Of all the lines in this data, how many include "legalább"? Respond with the number only.

[Begin]

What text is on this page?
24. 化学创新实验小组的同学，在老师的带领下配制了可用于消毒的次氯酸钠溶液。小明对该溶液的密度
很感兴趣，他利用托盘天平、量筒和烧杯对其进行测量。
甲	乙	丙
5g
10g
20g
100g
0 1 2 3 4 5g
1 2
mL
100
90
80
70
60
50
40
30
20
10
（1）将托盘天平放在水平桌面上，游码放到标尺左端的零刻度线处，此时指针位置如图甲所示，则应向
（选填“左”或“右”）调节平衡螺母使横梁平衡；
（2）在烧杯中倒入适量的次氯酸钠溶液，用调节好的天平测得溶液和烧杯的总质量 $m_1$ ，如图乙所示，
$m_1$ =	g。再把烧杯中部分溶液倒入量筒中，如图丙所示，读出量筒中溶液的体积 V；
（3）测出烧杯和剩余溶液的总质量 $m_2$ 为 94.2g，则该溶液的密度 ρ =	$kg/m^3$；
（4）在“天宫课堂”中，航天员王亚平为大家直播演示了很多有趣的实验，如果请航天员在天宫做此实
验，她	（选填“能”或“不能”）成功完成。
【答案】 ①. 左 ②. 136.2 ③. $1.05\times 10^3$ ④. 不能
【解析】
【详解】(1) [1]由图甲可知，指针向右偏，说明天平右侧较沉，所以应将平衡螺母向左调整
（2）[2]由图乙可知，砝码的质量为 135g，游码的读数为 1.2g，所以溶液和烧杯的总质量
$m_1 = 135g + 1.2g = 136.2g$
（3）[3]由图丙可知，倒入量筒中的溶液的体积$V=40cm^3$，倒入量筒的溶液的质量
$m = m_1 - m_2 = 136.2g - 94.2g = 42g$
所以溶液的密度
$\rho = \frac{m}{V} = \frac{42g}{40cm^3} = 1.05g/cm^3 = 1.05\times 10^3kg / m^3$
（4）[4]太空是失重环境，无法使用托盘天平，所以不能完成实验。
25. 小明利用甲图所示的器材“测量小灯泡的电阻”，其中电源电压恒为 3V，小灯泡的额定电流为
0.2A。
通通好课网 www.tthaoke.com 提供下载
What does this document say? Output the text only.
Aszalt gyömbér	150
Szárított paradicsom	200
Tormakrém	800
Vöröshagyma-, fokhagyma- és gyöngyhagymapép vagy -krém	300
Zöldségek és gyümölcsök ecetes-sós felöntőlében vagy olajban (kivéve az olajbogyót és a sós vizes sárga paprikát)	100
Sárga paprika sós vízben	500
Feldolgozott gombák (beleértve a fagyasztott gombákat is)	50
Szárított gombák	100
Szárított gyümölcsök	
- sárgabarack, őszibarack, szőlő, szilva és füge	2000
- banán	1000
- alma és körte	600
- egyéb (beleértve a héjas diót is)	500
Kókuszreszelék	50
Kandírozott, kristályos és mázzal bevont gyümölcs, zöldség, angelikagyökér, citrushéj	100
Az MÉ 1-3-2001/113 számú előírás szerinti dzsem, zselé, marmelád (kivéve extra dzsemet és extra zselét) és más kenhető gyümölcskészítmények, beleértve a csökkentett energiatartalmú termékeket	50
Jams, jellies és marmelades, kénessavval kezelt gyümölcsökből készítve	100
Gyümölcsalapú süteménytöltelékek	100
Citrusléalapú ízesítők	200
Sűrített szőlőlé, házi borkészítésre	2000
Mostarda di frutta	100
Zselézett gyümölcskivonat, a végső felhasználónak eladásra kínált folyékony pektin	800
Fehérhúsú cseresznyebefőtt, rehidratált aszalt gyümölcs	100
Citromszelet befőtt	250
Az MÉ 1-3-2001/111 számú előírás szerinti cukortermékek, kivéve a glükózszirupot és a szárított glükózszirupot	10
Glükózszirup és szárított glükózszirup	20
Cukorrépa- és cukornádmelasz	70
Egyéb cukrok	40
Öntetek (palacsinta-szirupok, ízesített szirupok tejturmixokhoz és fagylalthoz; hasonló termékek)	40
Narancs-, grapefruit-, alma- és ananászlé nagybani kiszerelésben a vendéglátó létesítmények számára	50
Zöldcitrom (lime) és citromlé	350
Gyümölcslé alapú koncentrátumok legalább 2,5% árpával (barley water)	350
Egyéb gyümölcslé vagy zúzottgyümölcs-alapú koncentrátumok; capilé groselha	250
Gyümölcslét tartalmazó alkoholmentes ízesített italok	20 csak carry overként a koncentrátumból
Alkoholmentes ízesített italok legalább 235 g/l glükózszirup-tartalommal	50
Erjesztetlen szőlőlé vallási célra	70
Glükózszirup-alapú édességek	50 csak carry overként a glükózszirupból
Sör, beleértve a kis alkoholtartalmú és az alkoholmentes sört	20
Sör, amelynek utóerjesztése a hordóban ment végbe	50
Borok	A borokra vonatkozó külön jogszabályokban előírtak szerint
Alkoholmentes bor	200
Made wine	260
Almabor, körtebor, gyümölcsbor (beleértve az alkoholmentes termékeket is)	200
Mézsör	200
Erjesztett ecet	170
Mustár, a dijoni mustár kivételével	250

[End]

EXERCISE RESULT — 2